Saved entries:
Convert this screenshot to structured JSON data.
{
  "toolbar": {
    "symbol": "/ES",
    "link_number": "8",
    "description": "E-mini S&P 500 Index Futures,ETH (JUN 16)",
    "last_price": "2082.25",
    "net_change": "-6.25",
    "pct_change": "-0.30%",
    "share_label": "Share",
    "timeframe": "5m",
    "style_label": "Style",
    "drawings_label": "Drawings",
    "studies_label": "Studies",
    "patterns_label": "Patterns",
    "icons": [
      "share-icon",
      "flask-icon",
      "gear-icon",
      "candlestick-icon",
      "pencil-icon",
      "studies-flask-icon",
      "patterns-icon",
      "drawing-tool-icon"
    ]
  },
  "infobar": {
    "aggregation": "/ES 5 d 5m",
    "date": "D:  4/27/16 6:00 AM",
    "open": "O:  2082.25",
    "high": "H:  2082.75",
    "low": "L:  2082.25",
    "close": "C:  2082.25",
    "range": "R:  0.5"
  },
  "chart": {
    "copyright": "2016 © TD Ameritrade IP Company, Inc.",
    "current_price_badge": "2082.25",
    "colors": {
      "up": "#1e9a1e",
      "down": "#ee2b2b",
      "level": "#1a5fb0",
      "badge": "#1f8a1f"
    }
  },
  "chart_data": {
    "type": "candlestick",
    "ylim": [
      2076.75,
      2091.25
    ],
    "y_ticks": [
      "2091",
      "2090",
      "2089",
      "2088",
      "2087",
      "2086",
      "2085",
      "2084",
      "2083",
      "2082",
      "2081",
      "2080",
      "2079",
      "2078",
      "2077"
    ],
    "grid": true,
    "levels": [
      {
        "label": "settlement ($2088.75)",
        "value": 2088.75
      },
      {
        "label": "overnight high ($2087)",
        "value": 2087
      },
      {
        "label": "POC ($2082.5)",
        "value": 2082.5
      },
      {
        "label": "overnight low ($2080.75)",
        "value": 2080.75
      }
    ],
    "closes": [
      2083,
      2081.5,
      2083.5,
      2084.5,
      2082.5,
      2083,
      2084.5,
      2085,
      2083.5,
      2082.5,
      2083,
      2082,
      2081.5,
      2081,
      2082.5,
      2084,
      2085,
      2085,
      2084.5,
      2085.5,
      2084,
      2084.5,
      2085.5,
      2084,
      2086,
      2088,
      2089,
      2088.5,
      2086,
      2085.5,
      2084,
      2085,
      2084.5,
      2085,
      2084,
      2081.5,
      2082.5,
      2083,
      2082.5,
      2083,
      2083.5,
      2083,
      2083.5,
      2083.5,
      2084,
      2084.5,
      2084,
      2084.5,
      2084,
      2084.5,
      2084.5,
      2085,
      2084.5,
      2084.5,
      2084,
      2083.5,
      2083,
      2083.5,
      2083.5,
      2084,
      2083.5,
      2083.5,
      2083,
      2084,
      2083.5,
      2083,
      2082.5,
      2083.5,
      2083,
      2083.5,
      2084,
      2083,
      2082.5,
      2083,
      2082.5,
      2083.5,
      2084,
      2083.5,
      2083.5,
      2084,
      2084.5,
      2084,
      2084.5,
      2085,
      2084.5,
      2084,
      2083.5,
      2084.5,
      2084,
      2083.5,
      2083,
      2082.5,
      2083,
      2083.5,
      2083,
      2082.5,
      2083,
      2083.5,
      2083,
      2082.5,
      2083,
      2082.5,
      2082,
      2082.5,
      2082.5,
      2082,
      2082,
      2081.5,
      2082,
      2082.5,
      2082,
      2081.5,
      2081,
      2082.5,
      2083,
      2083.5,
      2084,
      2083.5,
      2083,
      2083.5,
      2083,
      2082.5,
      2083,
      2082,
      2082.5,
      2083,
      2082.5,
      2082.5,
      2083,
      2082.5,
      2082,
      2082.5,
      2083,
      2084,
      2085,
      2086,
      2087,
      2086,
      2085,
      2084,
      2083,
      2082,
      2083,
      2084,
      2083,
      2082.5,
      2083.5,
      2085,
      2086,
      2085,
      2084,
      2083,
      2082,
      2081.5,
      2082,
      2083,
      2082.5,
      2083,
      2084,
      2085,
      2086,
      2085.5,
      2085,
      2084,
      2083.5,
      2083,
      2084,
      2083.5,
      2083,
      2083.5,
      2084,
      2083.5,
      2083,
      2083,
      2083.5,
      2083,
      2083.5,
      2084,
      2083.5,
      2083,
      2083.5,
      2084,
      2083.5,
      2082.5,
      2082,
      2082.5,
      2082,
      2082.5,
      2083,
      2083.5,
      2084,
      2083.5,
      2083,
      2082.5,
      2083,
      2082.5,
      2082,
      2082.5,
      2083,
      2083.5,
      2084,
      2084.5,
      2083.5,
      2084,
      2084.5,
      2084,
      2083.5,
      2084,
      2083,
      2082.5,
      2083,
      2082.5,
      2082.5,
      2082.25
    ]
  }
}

To do: Find the word "candlestick" and list each line it appears in.

Exercise solution:
      "candlestick-icon",
    "type": "candlestick",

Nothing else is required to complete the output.